** start Task inputs **
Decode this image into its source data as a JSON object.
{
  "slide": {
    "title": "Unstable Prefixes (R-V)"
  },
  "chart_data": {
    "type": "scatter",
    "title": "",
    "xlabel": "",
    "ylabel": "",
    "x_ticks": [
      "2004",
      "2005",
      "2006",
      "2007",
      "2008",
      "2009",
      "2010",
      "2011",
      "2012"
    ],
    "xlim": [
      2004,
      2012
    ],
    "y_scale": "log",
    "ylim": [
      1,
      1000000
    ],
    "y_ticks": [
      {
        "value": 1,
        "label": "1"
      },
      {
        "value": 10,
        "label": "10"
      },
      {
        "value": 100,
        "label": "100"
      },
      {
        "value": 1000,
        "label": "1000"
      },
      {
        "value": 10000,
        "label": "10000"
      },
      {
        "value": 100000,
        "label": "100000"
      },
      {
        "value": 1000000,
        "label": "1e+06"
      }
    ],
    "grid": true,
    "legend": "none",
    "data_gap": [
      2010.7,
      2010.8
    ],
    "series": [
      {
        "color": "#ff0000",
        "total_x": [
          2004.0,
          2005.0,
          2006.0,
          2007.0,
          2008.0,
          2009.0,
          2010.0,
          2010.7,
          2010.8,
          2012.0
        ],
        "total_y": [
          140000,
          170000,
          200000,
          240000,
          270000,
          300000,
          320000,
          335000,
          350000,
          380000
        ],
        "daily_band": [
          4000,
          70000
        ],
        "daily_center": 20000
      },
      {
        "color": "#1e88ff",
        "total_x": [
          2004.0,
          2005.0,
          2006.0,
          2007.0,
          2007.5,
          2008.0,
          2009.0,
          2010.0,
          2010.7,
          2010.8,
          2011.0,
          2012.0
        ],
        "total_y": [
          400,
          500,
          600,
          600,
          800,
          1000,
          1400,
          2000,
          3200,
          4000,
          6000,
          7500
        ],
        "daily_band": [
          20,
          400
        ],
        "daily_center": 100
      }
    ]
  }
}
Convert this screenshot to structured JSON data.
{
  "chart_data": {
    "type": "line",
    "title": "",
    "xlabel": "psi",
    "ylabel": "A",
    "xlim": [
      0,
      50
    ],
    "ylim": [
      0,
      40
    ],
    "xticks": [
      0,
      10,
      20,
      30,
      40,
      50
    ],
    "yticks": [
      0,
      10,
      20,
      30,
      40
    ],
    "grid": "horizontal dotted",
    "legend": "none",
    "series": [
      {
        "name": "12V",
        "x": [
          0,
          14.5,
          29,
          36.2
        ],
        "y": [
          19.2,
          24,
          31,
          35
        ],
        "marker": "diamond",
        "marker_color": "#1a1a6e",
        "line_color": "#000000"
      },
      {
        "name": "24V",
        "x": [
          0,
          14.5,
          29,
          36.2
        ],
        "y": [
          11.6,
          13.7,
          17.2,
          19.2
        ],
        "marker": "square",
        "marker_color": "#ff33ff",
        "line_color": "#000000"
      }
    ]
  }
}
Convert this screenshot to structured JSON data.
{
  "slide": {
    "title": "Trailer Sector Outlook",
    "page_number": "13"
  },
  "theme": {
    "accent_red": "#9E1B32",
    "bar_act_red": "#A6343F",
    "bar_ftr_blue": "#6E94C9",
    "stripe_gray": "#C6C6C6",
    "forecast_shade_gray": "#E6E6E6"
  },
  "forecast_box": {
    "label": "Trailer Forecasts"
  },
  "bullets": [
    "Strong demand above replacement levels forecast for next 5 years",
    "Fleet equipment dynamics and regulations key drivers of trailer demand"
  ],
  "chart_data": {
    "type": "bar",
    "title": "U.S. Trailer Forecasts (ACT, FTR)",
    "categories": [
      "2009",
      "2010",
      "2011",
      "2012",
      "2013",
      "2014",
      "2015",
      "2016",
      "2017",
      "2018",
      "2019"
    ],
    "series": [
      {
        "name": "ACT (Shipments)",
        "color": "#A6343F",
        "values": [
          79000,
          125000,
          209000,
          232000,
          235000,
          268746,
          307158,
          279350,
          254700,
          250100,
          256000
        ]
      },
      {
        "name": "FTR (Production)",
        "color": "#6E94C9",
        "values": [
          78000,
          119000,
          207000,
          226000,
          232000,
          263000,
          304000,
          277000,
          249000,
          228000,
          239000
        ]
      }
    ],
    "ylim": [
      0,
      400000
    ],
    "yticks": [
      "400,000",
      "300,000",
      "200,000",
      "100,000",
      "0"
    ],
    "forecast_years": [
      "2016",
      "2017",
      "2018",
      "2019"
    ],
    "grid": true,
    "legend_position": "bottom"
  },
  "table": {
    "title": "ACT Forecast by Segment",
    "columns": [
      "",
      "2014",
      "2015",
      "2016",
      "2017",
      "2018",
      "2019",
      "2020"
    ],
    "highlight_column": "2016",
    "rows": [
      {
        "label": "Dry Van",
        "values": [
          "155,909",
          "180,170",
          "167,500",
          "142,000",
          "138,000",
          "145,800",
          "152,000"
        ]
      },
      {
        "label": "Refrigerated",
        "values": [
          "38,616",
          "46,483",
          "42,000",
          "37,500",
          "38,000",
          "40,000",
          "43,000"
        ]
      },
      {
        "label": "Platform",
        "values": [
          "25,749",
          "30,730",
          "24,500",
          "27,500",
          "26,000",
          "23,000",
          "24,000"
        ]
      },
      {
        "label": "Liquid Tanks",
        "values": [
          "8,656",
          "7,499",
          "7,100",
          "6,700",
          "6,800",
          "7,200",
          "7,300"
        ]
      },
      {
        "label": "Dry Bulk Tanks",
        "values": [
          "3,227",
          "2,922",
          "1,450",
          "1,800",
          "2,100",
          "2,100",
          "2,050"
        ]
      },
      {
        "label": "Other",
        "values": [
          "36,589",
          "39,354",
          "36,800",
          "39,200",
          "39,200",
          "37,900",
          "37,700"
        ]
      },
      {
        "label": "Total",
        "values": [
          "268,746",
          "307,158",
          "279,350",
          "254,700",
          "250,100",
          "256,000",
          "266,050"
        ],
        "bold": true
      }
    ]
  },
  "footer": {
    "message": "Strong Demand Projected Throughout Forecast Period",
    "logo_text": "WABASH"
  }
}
** end Task inputs **
- _Task instructions_
Copy out every entry again, exactly as it was given.

- _The result_
Decode this image into its source data as a JSON object.
{
  "slide": {
    "title": "Unstable Prefixes (R-V)"
  },
  "chart_data": {
    "type": "scatter",
    "title": "",
    "xlabel": "",
    "ylabel": "",
    "x_ticks": [
      "2004",
      "2005",
      "2006",
      "2007",
      "2008",
      "2009",
      "2010",
      "2011",
      "2012"
    ],
    "xlim": [
      2004,
      2012
    ],
    "y_scale": "log",
    "ylim": [
      1,
      1000000
    ],
    "y_ticks": [
      {
        "value": 1,
        "label": "1"
      },
      {
        "value": 10,
        "label": "10"
      },
      {
        "value": 100,
        "label": "100"
      },
      {
        "value": 1000,
        "label": "1000"
      },
      {
        "value": 10000,
        "label": "10000"
      },
      {
        "value": 100000,
        "label": "100000"
      },
      {
        "value": 1000000,
        "label": "1e+06"
      }
    ],
    "grid": true,
    "legend": "none",
    "data_gap": [
      2010.7,
      2010.8
    ],
    "series": [
      {
        "color": "#ff0000",
        "total_x": [
          2004.0,
          2005.0,
          2006.0,
          2007.0,
          2008.0,
          2009.0,
          2010.0,
          2010.7,
          2010.8,
          2012.0
        ],
        "total_y": [
          140000,
          170000,
          200000,
          240000,
          270000,
          300000,
          320000,
          335000,
          350000,
          380000
        ],
        "daily_band": [
          4000,
          70000
        ],
        "daily_center": 20000
      },
      {
        "color": "#1e88ff",
        "total_x": [
          2004.0,
          2005.0,
          2006.0,
          2007.0,
          2007.5,
          2008.0,
          2009.0,
          2010.0,
          2010.7,
          2010.8,
          2011.0,
          2012.0
        ],
        "total_y": [
          400,
          500,
          600,
          600,
          800,
          1000,
          1400,
          2000,
          3200,
          4000,
          6000,
          7500
        ],
        "daily_band": [
          20,
          400
        ],
        "daily_center": 100
      }
    ]
  }
}
Convert this screenshot to structured JSON data.
{
  "chart_data": {
    "type": "line",
    "title": "",
    "xlabel": "psi",
    "ylabel": "A",
    "xlim": [
      0,
      50
    ],
    "ylim": [
      0,
      40
    ],
    "xticks": [
      0,
      10,
      20,
      30,
      40,
      50
    ],
    "yticks": [
      0,
      10,
      20,
      30,
      40
    ],
    "grid": "horizontal dotted",
    "legend": "none",
    "series": [
      {
        "name": "12V",
        "x": [
          0,
          14.5,
          29,
          36.2
        ],
        "y": [
          19.2,
          24,
          31,
          35
        ],
        "marker": "diamond",
        "marker_color": "#1a1a6e",
        "line_color": "#000000"
      },
      {
        "name": "24V",
        "x": [
          0,
          14.5,
          29,
          36.2
        ],
        "y": [
          11.6,
          13.7,
          17.2,
          19.2
        ],
        "marker": "square",
        "marker_color": "#ff33ff",
        "line_color": "#000000"
      }
    ]
  }
}
Convert this screenshot to structured JSON data.
{
  "slide": {
    "title": "Trailer Sector Outlook",
    "page_number": "13"
  },
  "theme": {
    "accent_red": "#9E1B32",
    "bar_act_red": "#A6343F",
    "bar_ftr_blue": "#6E94C9",
    "stripe_gray": "#C6C6C6",
    "forecast_shade_gray": "#E6E6E6"
  },
  "forecast_box": {
    "label": "Trailer Forecasts"
  },
  "bullets": [
    "Strong demand above replacement levels forecast for next 5 years",
    "Fleet equipment dynamics and regulations key drivers of trailer demand"
  ],
  "chart_data": {
    "type": "bar",
    "title": "U.S. Trailer Forecasts (ACT, FTR)",
    "categories": [
      "2009",
      "2010",
      "2011",
      "2012",
      "2013",
      "2014",
      "2015",
      "2016",
      "2017",
      "2018",
      "2019"
    ],
    "series": [
      {
        "name": "ACT (Shipments)",
        "color": "#A6343F",
        "values": [
          79000,
          125000,
          209000,
          232000,
          235000,
          268746,
          307158,
          279350,
          254700,
          250100,
          256000
        ]
      },
      {
        "name": "FTR (Production)",
        "color": "#6E94C9",
        "values": [
          78000,
          119000,
          207000,
          226000,
          232000,
          263000,
          304000,
          277000,
          249000,
          228000,
          239000
        ]
      }
    ],
    "ylim": [
      0,
      400000
    ],
    "yticks": [
      "400,000",
      "300,000",
      "200,000",
      "100,000",
      "0"
    ],
    "forecast_years": [
      "2016",
      "2017",
      "2018",
      "2019"
    ],
    "grid": true,
    "legend_position": "bottom"
  },
  "table": {
    "title": "ACT Forecast by Segment",
    "columns": [
      "",
      "2014",
      "2015",
      "2016",
      "2017",
      "2018",
      "2019",
      "2020"
    ],
    "highlight_column": "2016",
    "rows": [
      {
        "label": "Dry Van",
        "values": [
          "155,909",
          "180,170",
          "167,500",
          "142,000",
          "138,000",
          "145,800",
          "152,000"
        ]
      },
      {
        "label": "Refrigerated",
        "values": [
          "38,616",
          "46,483",
          "42,000",
          "37,500",
          "38,000",
          "40,000",
          "43,000"
        ]
      },
      {
        "label": "Platform",
        "values": [
          "25,749",
          "30,730",
          "24,500",
          "27,500",
          "26,000",
          "23,000",
          "24,000"
        ]
      },
      {
        "label": "Liquid Tanks",
        "values": [
          "8,656",
          "7,499",
          "7,100",
          "6,700",
          "6,800",
          "7,200",
          "7,300"
        ]
      },
      {
        "label": "Dry Bulk Tanks",
        "values": [
          "3,227",
          "2,922",
          "1,450",
          "1,800",
          "2,100",
          "2,100",
          "2,050"
        ]
      },
      {
        "label": "Other",
        "values": [
          "36,589",
          "39,354",
          "36,800",
          "39,200",
          "39,200",
          "37,900",
          "37,700"
        ]
      },
      {
        "label": "Total",
        "values": [
          "268,746",
          "307,158",
          "279,350",
          "254,700",
          "250,100",
          "256,000",
          "266,050"
        ],
        "bold": true
      }
    ]
  },
  "footer": {
    "message": "Strong Demand Projected Throughout Forecast Period",
    "logo_text": "WABASH"
  }
}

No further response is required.